[begin Materials provided]
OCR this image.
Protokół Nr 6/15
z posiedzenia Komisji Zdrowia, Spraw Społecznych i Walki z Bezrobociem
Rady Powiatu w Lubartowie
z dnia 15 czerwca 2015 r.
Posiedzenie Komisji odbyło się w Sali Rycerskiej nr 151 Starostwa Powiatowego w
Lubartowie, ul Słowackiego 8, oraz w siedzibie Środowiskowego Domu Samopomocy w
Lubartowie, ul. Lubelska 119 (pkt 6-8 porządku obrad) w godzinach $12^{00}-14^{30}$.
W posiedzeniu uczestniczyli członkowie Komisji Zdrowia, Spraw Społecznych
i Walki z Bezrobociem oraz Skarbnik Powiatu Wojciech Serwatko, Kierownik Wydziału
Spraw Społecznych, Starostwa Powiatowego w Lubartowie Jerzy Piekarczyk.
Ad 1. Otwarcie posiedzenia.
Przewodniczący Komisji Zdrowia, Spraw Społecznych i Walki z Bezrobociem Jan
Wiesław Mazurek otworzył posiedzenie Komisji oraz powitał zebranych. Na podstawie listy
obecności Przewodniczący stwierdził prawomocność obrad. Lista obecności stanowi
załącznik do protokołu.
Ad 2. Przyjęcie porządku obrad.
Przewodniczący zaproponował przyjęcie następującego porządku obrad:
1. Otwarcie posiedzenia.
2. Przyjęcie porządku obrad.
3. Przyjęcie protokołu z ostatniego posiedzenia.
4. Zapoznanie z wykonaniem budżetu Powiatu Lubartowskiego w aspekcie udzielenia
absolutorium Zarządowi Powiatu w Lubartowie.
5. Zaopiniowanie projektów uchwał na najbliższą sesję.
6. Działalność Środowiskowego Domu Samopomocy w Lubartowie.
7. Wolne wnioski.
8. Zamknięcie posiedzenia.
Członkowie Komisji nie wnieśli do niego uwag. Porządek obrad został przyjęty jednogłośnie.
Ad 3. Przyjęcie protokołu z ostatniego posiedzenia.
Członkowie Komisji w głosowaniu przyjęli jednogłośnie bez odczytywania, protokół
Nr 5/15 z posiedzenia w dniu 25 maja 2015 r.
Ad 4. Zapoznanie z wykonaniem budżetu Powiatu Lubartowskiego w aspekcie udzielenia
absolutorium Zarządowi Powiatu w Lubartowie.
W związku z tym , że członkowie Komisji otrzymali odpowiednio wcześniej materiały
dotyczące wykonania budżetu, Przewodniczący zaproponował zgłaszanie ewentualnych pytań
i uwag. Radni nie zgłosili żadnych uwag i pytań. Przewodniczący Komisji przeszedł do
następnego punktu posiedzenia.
[end Materials provided]
Task objective: Identify each line of the material where the word "wykonaniem" shows up, and copy it.

Written reply:
4. Zapoznanie z wykonaniem budżetu Powiatu Lubartowskiego w aspekcie udzielenia
Ad 4. Zapoznanie z wykonaniem budżetu Powiatu Lubartowskiego w aspekcie udzielenia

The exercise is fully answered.